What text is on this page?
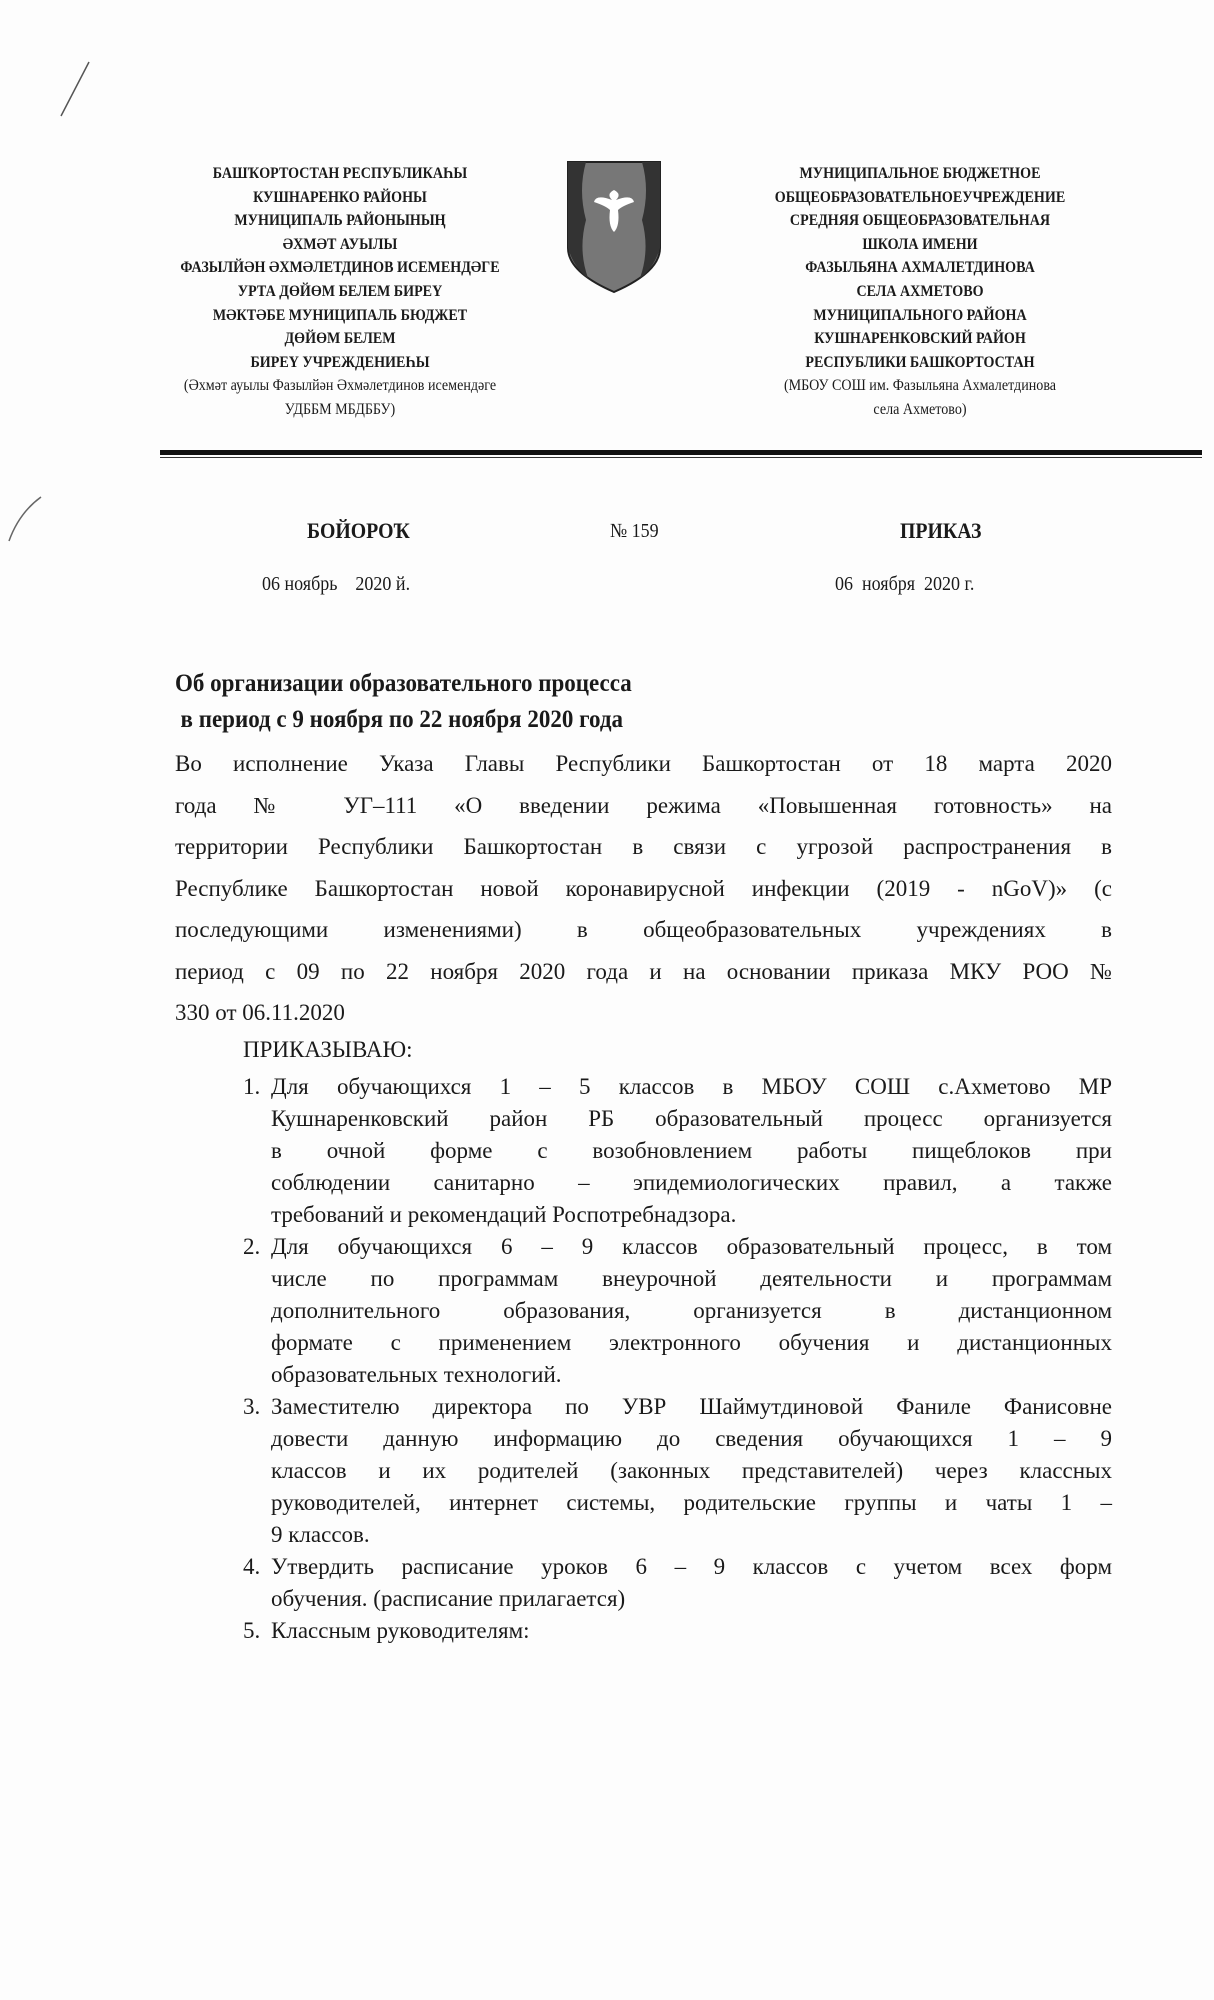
БАШҠОРТОСТАН РЕСПУБЛИКАҺЫ
КУШНАРЕНКО РАЙОНЫ
МУНИЦИПАЛЬ РАЙОНЫНЫҢ
ӘХМӘТ АУЫЛЫ
ФАЗЫЛЙӘН ӘХМӘЛЕТДИНОВ ИСЕМЕНДӘГЕ
УРТА ДӨЙӨМ БЕЛЕМ БИРЕҮ
МӘКТӘБЕ МУНИЦИПАЛЬ БЮДЖЕТ
ДӨЙӨМ БЕЛЕМ
БИРЕҮ УЧРЕЖДЕНИЕҺЫ
(Әхмәт ауылы Фазылйән Әхмәлетдинов исемендәге
УДББМ МБДББУ)
МУНИЦИПАЛЬНОЕ БЮДЖЕТНОЕ
ОБЩЕОБРАЗОВАТЕЛЬНОЕУЧРЕЖДЕНИЕ
СРЕДНЯЯ ОБЩЕОБРАЗОВАТЕЛЬНАЯ
ШКОЛА ИМЕНИ
ФАЗЫЛЬЯНА АХМАЛЕТДИНОВА
СЕЛА АХМЕТОВО
МУНИЦИПАЛЬНОГО РАЙОНА
КУШНАРЕНКОВСКИЙ РАЙОН
РЕСПУБЛИКИ БАШКОРТОСТАН
(МБОУ СОШ им. Фазыльяна Ахмалетдинова
села Ахметово)
БОЙОРОҠ	№ 159	ПРИКАЗ
06 ноябрь    2020 й.	06  ноября  2020 г.
Об организации образовательного процесса
в период с 9 ноября по 22 ноября 2020 года
Во исполнение Указа Главы Республики Башкортостан от 18 марта 2020
года № УГ–111 «О введении режима «Повышенная готовность» на
территории Республики Башкортостан в связи с угрозой распространения в
Республике Башкортостан новой коронавирусной инфекции (2019 - nGoV)» (с
последующими изменениями) в общеобразовательных учреждениях в
период с 09 по 22 ноября 2020 года и на основании приказа МКУ РОО №
330 от 06.11.2020
ПРИКАЗЫВАЮ:
1. Для обучающихся 1 – 5 классов в МБОУ СОШ с.Ахметово МР
Кушнаренковский район РБ образовательный процесс организуется
в очной форме с возобновлением работы пищеблоков при
соблюдении санитарно – эпидемиологических правил, а также
требований и рекомендаций Роспотребнадзора.
2. Для обучающихся 6 – 9 классов образовательный процесс, в том
числе по программам внеурочной деятельности и программам
дополнительного образования, организуется в дистанционном
формате с применением электронного обучения и дистанционных
образовательных технологий.
3. Заместителю директора по УВР Шаймутдиновой Фаниле Фанисовне
довести данную информацию до сведения обучающихся 1 – 9
классов и их родителей (законных представителей) через классных
руководителей, интернет системы, родительские группы и чаты 1 –
9 классов.
4. Утвердить расписание уроков 6 – 9 классов с учетом всех форм
обучения. (расписание прилагается)
5. Классным руководителям:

__Set task__:
Return the entries unchanged, save for the pictures, which do not belong in the copy.

__Response__:
What text is on this page?
БАШҠОРТОСТАН РЕСПУБЛИКАҺЫ
КУШНАРЕНКО РАЙОНЫ
МУНИЦИПАЛЬ РАЙОНЫНЫҢ
ӘХМӘТ АУЫЛЫ
ФАЗЫЛЙӘН ӘХМӘЛЕТДИНОВ ИСЕМЕНДӘГЕ
УРТА ДӨЙӨМ БЕЛЕМ БИРЕҮ
МӘКТӘБЕ МУНИЦИПАЛЬ БЮДЖЕТ
ДӨЙӨМ БЕЛЕМ
БИРЕҮ УЧРЕЖДЕНИЕҺЫ
(Әхмәт ауылы Фазылйән Әхмәлетдинов исемендәге
УДББМ МБДББУ)
МУНИЦИПАЛЬНОЕ БЮДЖЕТНОЕ
ОБЩЕОБРАЗОВАТЕЛЬНОЕУЧРЕЖДЕНИЕ
СРЕДНЯЯ ОБЩЕОБРАЗОВАТЕЛЬНАЯ
ШКОЛА ИМЕНИ
ФАЗЫЛЬЯНА АХМАЛЕТДИНОВА
СЕЛА АХМЕТОВО
МУНИЦИПАЛЬНОГО РАЙОНА
КУШНАРЕНКОВСКИЙ РАЙОН
РЕСПУБЛИКИ БАШКОРТОСТАН
(МБОУ СОШ им. Фазыльяна Ахмалетдинова
села Ахметово)
БОЙОРОҠ	№ 159	ПРИКАЗ
06 ноябрь    2020 й.	06  ноября  2020 г.
Об организации образовательного процесса
в период с 9 ноября по 22 ноября 2020 года
Во исполнение Указа Главы Республики Башкортостан от 18 марта 2020
года № УГ–111 «О введении режима «Повышенная готовность» на
территории Республики Башкортостан в связи с угрозой распространения в
Республике Башкортостан новой коронавирусной инфекции (2019 - nGoV)» (с
последующими изменениями) в общеобразовательных учреждениях в
период с 09 по 22 ноября 2020 года и на основании приказа МКУ РОО №
330 от 06.11.2020
ПРИКАЗЫВАЮ:
1. Для обучающихся 1 – 5 классов в МБОУ СОШ с.Ахметово МР
Кушнаренковский район РБ образовательный процесс организуется
в очной форме с возобновлением работы пищеблоков при
соблюдении санитарно – эпидемиологических правил, а также
требований и рекомендаций Роспотребнадзора.
2. Для обучающихся 6 – 9 классов образовательный процесс, в том
числе по программам внеурочной деятельности и программам
дополнительного образования, организуется в дистанционном
формате с применением электронного обучения и дистанционных
образовательных технологий.
3. Заместителю директора по УВР Шаймутдиновой Фаниле Фанисовне
довести данную информацию до сведения обучающихся 1 – 9
классов и их родителей (законных представителей) через классных
руководителей, интернет системы, родительские группы и чаты 1 –
9 классов.
4. Утвердить расписание уроков 6 – 9 классов с учетом всех форм
обучения. (расписание прилагается)
5. Классным руководителям:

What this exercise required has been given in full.